* Requirements
Output word for word the lines from the one with "Convert this document image to plain text." to the final line of the data, both ends included, but skip the pictures.

(Extracted data entries)
++++++
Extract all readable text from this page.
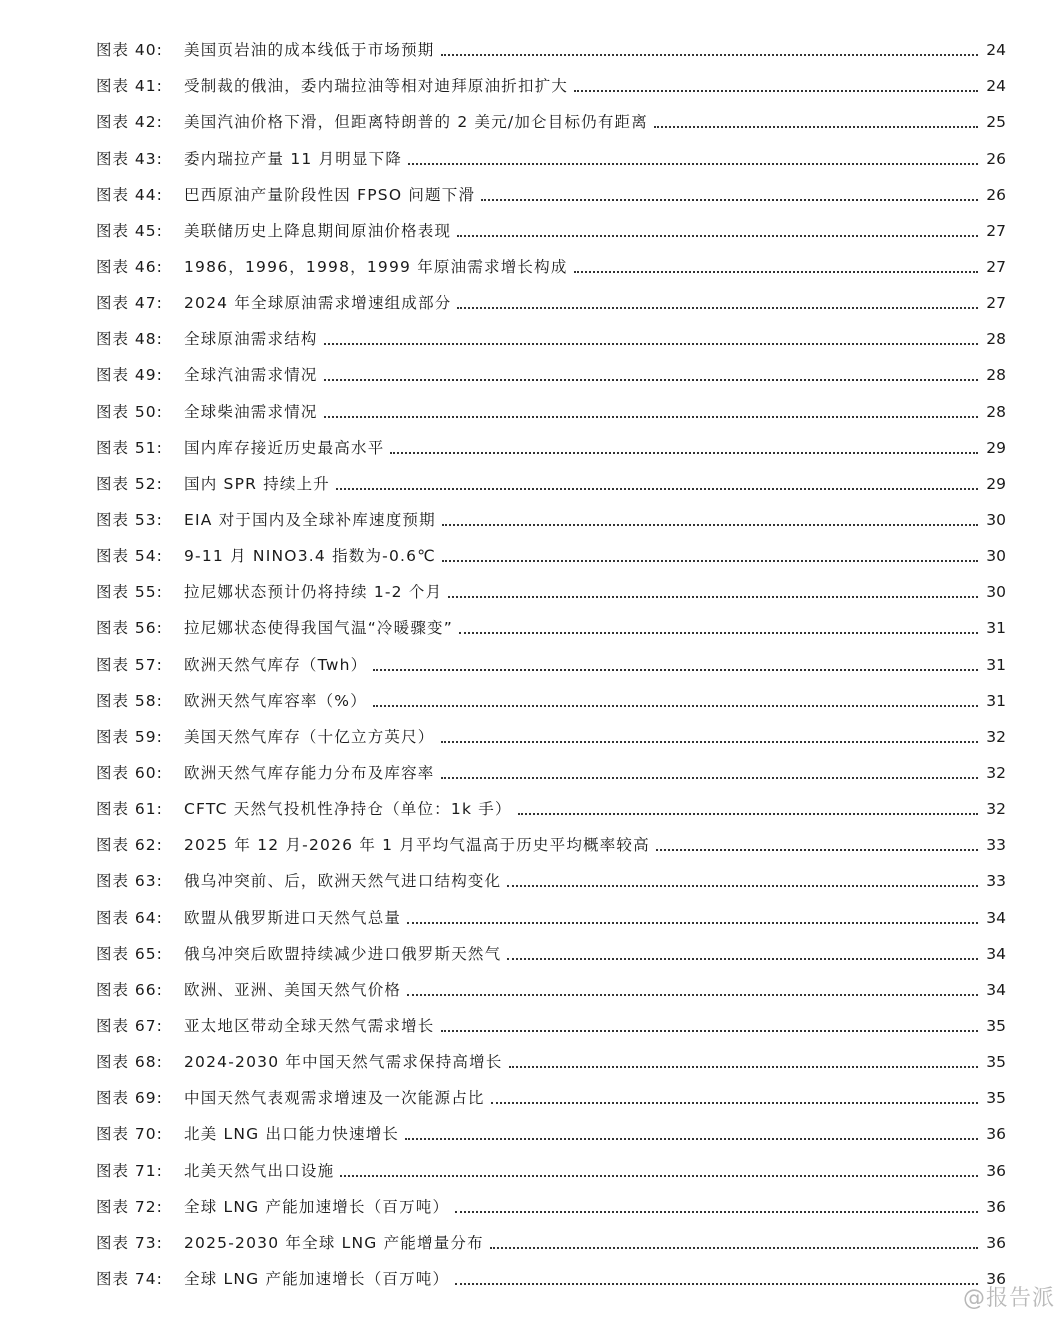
图表 40:	美国页岩油的成本线低于市场预期	24
图表 41:	受制裁的俄油，委内瑞拉油等相对迪拜原油折扣扩大	24
图表 42:	美国汽油价格下滑，但距离特朗普的 2 美元/加仑目标仍有距离	25
图表 43:	委内瑞拉产量 11 月明显下降	26
图表 44:	巴西原油产量阶段性因 FPSO 问题下滑	26
图表 45:	美联储历史上降息期间原油价格表现	27
图表 46:	1986，1996，1998，1999 年原油需求增长构成	27
图表 47:	2024 年全球原油需求增速组成部分	27
图表 48:	全球原油需求结构	28
图表 49:	全球汽油需求情况	28
图表 50:	全球柴油需求情况	28
图表 51:	国内库存接近历史最高水平	29
图表 52:	国内 SPR 持续上升	29
图表 53:	EIA 对于国内及全球补库速度预期	30
图表 54:	9-11 月 NINO3.4 指数为-0.6℃	30
图表 55:	拉尼娜状态预计仍将持续 1-2 个月	30
图表 56:	拉尼娜状态使得我国气温“冷暖骤变”	31
图表 57:	欧洲天然气库存（Twh）	31
图表 58:	欧洲天然气库容率（%）	31
图表 59:	美国天然气库存（十亿立方英尺）	32
图表 60:	欧洲天然气库存能力分布及库容率	32
图表 61:	CFTC 天然气投机性净持仓（单位：1k 手）	32
图表 62:	2025 年 12 月-2026 年 1 月平均气温高于历史平均概率较高	33
图表 63:	俄乌冲突前、后，欧洲天然气进口结构变化	33
图表 64:	欧盟从俄罗斯进口天然气总量	34
图表 65:	俄乌冲突后欧盟持续减少进口俄罗斯天然气	34
图表 66:	欧洲、亚洲、美国天然气价格	34
图表 67:	亚太地区带动全球天然气需求增长	35
图表 68:	2024-2030 年中国天然气需求保持高增长	35
图表 69:	中国天然气表观需求增速及一次能源占比	35
图表 70:	北美 LNG 出口能力快速增长	36
图表 71:	北美天然气出口设施	36
图表 72:	全球 LNG 产能加速增长（百万吨）	36
图表 73:	2025-2030 年全球 LNG 产能增量分布	36
图表 74:	全球 LNG 产能加速增长（百万吨）	36
@报告派
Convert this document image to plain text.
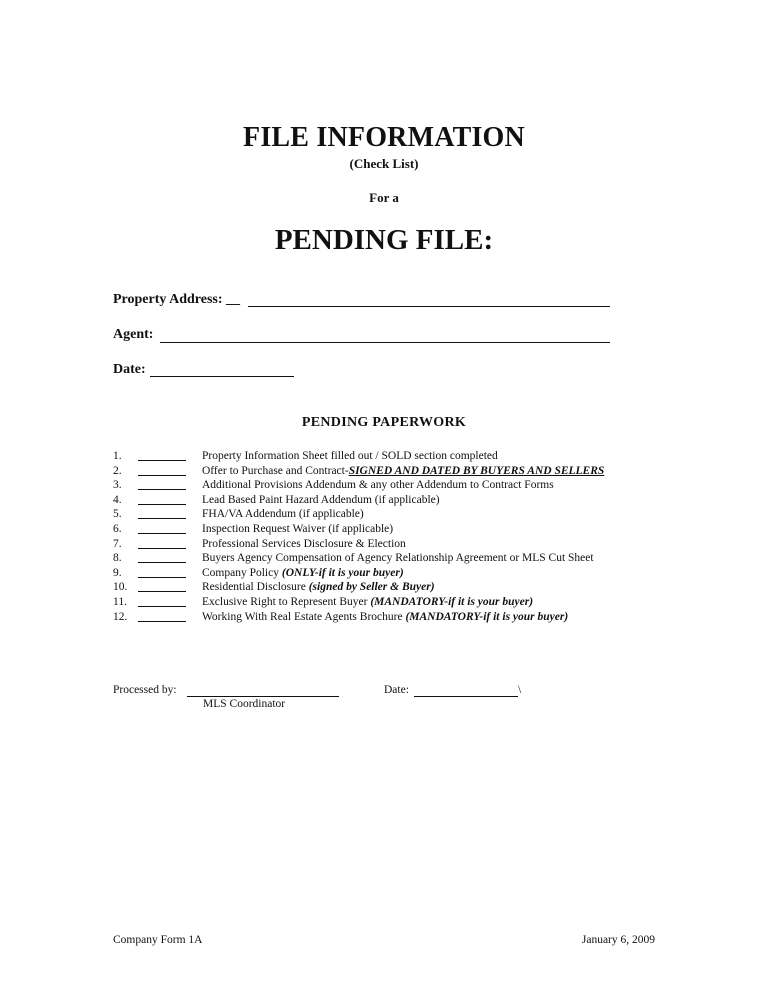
FILE INFORMATION
(Check List)
For a
PENDING FILE:
Property Address: __
Agent:
Date:
PENDING PAPERWORK
1.	Property Information Sheet filled out / SOLD section completed
2.	Offer to Purchase and Contract-SIGNED AND DATED BY BUYERS AND SELLERS
3.	Additional Provisions Addendum & any other Addendum to Contract Forms
4.	Lead Based Paint Hazard Addendum (if applicable)
5.	FHA/VA Addendum (if applicable)
6.	Inspection Request Waiver (if applicable)
7.	Professional Services Disclosure & Election
8.	Buyers Agency Compensation of Agency Relationship Agreement or MLS Cut Sheet
9.	Company Policy (ONLY-if it is your buyer)
10.	Residential Disclosure (signed by Seller & Buyer)
11.	Exclusive Right to Represent Buyer (MANDATORY-if it is your buyer)
12.	Working With Real Estate Agents Brochure (MANDATORY-if it is your buyer)
Processed by:	Date:	\
MLS Coordinator
Company Form 1A	January 6, 2009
++++++
* Full response
Convert this document image to plain text.
FILE INFORMATION
(Check List)
For a
PENDING FILE:
Property Address: __
Agent:
Date:
PENDING PAPERWORK
1.	Property Information Sheet filled out / SOLD section completed
2.	Offer to Purchase and Contract-SIGNED AND DATED BY BUYERS AND SELLERS
3.	Additional Provisions Addendum & any other Addendum to Contract Forms
4.	Lead Based Paint Hazard Addendum (if applicable)
5.	FHA/VA Addendum (if applicable)
6.	Inspection Request Waiver (if applicable)
7.	Professional Services Disclosure & Election
8.	Buyers Agency Compensation of Agency Relationship Agreement or MLS Cut Sheet
9.	Company Policy (ONLY-if it is your buyer)
10.	Residential Disclosure (signed by Seller & Buyer)
11.	Exclusive Right to Represent Buyer (MANDATORY-if it is your buyer)
12.	Working With Real Estate Agents Brochure (MANDATORY-if it is your buyer)
Processed by:	Date:	\
MLS Coordinator
Company Form 1A	January 6, 2009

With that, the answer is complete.